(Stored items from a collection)

--- Start ---

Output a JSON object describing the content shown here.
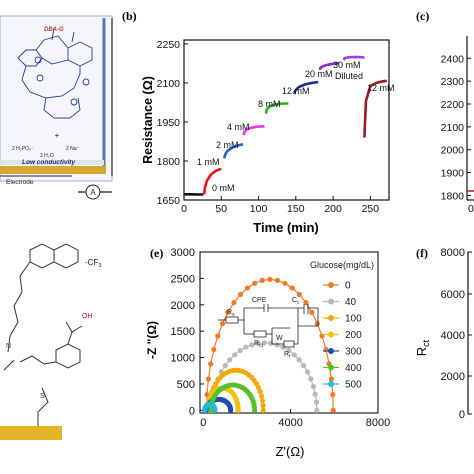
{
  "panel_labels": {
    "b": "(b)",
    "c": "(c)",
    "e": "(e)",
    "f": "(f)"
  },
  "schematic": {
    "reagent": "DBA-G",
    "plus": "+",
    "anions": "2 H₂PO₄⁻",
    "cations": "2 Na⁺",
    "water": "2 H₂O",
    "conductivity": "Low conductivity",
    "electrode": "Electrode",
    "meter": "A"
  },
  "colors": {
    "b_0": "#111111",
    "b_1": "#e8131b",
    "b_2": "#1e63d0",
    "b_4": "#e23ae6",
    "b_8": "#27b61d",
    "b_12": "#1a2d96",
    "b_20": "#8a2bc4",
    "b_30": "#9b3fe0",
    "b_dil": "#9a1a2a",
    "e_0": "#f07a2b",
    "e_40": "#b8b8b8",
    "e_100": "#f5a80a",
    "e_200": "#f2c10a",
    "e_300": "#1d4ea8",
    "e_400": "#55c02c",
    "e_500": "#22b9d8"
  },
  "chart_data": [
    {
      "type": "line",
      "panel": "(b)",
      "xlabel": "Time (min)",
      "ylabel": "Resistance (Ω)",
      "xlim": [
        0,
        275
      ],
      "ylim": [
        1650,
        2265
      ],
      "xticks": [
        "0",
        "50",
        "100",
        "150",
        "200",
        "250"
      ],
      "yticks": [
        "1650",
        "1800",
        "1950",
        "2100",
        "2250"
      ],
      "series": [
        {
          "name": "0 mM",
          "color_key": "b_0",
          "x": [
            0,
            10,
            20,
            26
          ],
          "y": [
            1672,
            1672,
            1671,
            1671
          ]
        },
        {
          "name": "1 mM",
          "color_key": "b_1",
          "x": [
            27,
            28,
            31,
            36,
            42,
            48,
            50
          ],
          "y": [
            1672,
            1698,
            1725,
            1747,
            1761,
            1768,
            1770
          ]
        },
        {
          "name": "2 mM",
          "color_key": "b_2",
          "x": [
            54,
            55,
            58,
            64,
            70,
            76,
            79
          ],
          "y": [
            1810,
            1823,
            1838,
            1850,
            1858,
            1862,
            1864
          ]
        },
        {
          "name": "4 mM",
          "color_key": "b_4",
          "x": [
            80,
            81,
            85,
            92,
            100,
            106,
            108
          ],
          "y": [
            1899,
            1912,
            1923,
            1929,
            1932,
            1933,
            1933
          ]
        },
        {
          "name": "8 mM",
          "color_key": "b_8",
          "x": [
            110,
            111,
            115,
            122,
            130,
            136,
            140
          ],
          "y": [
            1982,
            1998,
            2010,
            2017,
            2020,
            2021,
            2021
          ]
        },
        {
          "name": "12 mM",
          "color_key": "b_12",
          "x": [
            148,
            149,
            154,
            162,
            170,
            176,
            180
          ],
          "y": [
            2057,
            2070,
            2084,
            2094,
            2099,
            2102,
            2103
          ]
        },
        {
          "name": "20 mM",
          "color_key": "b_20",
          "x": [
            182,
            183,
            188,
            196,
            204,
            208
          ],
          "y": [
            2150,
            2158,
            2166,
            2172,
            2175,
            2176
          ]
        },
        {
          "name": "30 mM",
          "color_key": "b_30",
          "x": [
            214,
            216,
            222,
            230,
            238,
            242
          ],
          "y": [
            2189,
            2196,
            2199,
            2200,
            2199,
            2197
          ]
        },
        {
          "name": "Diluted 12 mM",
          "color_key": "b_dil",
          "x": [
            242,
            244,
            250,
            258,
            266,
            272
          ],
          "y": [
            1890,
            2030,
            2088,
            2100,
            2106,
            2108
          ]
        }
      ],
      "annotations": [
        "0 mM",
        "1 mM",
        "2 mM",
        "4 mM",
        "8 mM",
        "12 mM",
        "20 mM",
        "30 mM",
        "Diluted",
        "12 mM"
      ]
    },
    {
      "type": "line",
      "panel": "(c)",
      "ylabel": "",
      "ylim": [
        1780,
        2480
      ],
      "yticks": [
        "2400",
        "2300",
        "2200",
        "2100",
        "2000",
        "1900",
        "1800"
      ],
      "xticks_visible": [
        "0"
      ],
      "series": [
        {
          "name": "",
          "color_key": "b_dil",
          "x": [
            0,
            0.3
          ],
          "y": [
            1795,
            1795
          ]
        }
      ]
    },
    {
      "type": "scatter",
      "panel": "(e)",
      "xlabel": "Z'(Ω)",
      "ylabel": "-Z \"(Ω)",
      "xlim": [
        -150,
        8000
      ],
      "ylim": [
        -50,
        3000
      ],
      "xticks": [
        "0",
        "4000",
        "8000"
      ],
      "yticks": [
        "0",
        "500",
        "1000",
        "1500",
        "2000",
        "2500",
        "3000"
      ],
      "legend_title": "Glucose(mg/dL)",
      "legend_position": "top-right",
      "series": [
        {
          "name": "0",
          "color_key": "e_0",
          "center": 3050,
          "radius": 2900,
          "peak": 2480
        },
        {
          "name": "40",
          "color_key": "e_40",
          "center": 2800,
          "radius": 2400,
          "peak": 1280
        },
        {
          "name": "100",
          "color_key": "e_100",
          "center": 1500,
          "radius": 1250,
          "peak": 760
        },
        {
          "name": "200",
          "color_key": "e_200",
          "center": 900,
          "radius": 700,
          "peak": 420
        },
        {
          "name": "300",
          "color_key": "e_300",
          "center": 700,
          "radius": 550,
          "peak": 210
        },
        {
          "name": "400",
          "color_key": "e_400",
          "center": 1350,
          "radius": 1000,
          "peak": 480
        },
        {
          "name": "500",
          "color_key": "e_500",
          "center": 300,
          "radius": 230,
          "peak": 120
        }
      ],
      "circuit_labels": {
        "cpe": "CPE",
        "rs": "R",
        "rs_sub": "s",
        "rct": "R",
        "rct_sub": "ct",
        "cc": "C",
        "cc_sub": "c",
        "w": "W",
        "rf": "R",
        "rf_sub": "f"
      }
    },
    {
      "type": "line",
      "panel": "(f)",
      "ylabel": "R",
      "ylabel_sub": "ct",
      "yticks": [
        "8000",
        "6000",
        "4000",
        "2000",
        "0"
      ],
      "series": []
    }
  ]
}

--- End ---

- TASK GOAL:
Write every entry out again exactly, dropping the pictures.

- TASK ANSWER:
Output a JSON object describing the content shown here.
{
  "panel_labels": {
    "b": "(b)",
    "c": "(c)",
    "e": "(e)",
    "f": "(f)"
  },
  "schematic": {
    "reagent": "DBA-G",
    "plus": "+",
    "anions": "2 H₂PO₄⁻",
    "cations": "2 Na⁺",
    "water": "2 H₂O",
    "conductivity": "Low conductivity",
    "electrode": "Electrode",
    "meter": "A"
  },
  "colors": {
    "b_0": "#111111",
    "b_1": "#e8131b",
    "b_2": "#1e63d0",
    "b_4": "#e23ae6",
    "b_8": "#27b61d",
    "b_12": "#1a2d96",
    "b_20": "#8a2bc4",
    "b_30": "#9b3fe0",
    "b_dil": "#9a1a2a",
    "e_0": "#f07a2b",
    "e_40": "#b8b8b8",
    "e_100": "#f5a80a",
    "e_200": "#f2c10a",
    "e_300": "#1d4ea8",
    "e_400": "#55c02c",
    "e_500": "#22b9d8"
  },
  "chart_data": [
    {
      "type": "line",
      "panel": "(b)",
      "xlabel": "Time (min)",
      "ylabel": "Resistance (Ω)",
      "xlim": [
        0,
        275
      ],
      "ylim": [
        1650,
        2265
      ],
      "xticks": [
        "0",
        "50",
        "100",
        "150",
        "200",
        "250"
      ],
      "yticks": [
        "1650",
        "1800",
        "1950",
        "2100",
        "2250"
      ],
      "series": [
        {
          "name": "0 mM",
          "color_key": "b_0",
          "x": [
            0,
            10,
            20,
            26
          ],
          "y": [
            1672,
            1672,
            1671,
            1671
          ]
        },
        {
          "name": "1 mM",
          "color_key": "b_1",
          "x": [
            27,
            28,
            31,
            36,
            42,
            48,
            50
          ],
          "y": [
            1672,
            1698,
            1725,
            1747,
            1761,
            1768,
            1770
          ]
        },
        {
          "name": "2 mM",
          "color_key": "b_2",
          "x": [
            54,
            55,
            58,
            64,
            70,
            76,
            79
          ],
          "y": [
            1810,
            1823,
            1838,
            1850,
            1858,
            1862,
            1864
          ]
        },
        {
          "name": "4 mM",
          "color_key": "b_4",
          "x": [
            80,
            81,
            85,
            92,
            100,
            106,
            108
          ],
          "y": [
            1899,
            1912,
            1923,
            1929,
            1932,
            1933,
            1933
          ]
        },
        {
          "name": "8 mM",
          "color_key": "b_8",
          "x": [
            110,
            111,
            115,
            122,
            130,
            136,
            140
          ],
          "y": [
            1982,
            1998,
            2010,
            2017,
            2020,
            2021,
            2021
          ]
        },
        {
          "name": "12 mM",
          "color_key": "b_12",
          "x": [
            148,
            149,
            154,
            162,
            170,
            176,
            180
          ],
          "y": [
            2057,
            2070,
            2084,
            2094,
            2099,
            2102,
            2103
          ]
        },
        {
          "name": "20 mM",
          "color_key": "b_20",
          "x": [
            182,
            183,
            188,
            196,
            204,
            208
          ],
          "y": [
            2150,
            2158,
            2166,
            2172,
            2175,
            2176
          ]
        },
        {
          "name": "30 mM",
          "color_key": "b_30",
          "x": [
            214,
            216,
            222,
            230,
            238,
            242
          ],
          "y": [
            2189,
            2196,
            2199,
            2200,
            2199,
            2197
          ]
        },
        {
          "name": "Diluted 12 mM",
          "color_key": "b_dil",
          "x": [
            242,
            244,
            250,
            258,
            266,
            272
          ],
          "y": [
            1890,
            2030,
            2088,
            2100,
            2106,
            2108
          ]
        }
      ],
      "annotations": [
        "0 mM",
        "1 mM",
        "2 mM",
        "4 mM",
        "8 mM",
        "12 mM",
        "20 mM",
        "30 mM",
        "Diluted",
        "12 mM"
      ]
    },
    {
      "type": "line",
      "panel": "(c)",
      "ylabel": "",
      "ylim": [
        1780,
        2480
      ],
      "yticks": [
        "2400",
        "2300",
        "2200",
        "2100",
        "2000",
        "1900",
        "1800"
      ],
      "xticks_visible": [
        "0"
      ],
      "series": [
        {
          "name": "",
          "color_key": "b_dil",
          "x": [
            0,
            0.3
          ],
          "y": [
            1795,
            1795
          ]
        }
      ]
    },
    {
      "type": "scatter",
      "panel": "(e)",
      "xlabel": "Z'(Ω)",
      "ylabel": "-Z \"(Ω)",
      "xlim": [
        -150,
        8000
      ],
      "ylim": [
        -50,
        3000
      ],
      "xticks": [
        "0",
        "4000",
        "8000"
      ],
      "yticks": [
        "0",
        "500",
        "1000",
        "1500",
        "2000",
        "2500",
        "3000"
      ],
      "legend_title": "Glucose(mg/dL)",
      "legend_position": "top-right",
      "series": [
        {
          "name": "0",
          "color_key": "e_0",
          "center": 3050,
          "radius": 2900,
          "peak": 2480
        },
        {
          "name": "40",
          "color_key": "e_40",
          "center": 2800,
          "radius": 2400,
          "peak": 1280
        },
        {
          "name": "100",
          "color_key": "e_100",
          "center": 1500,
          "radius": 1250,
          "peak": 760
        },
        {
          "name": "200",
          "color_key": "e_200",
          "center": 900,
          "radius": 700,
          "peak": 420
        },
        {
          "name": "300",
          "color_key": "e_300",
          "center": 700,
          "radius": 550,
          "peak": 210
        },
        {
          "name": "400",
          "color_key": "e_400",
          "center": 1350,
          "radius": 1000,
          "peak": 480
        },
        {
          "name": "500",
          "color_key": "e_500",
          "center": 300,
          "radius": 230,
          "peak": 120
        }
      ],
      "circuit_labels": {
        "cpe": "CPE",
        "rs": "R",
        "rs_sub": "s",
        "rct": "R",
        "rct_sub": "ct",
        "cc": "C",
        "cc_sub": "c",
        "w": "W",
        "rf": "R",
        "rf_sub": "f"
      }
    },
    {
      "type": "line",
      "panel": "(f)",
      "ylabel": "R",
      "ylabel_sub": "ct",
      "yticks": [
        "8000",
        "6000",
        "4000",
        "2000",
        "0"
      ],
      "series": []
    }
  ]
}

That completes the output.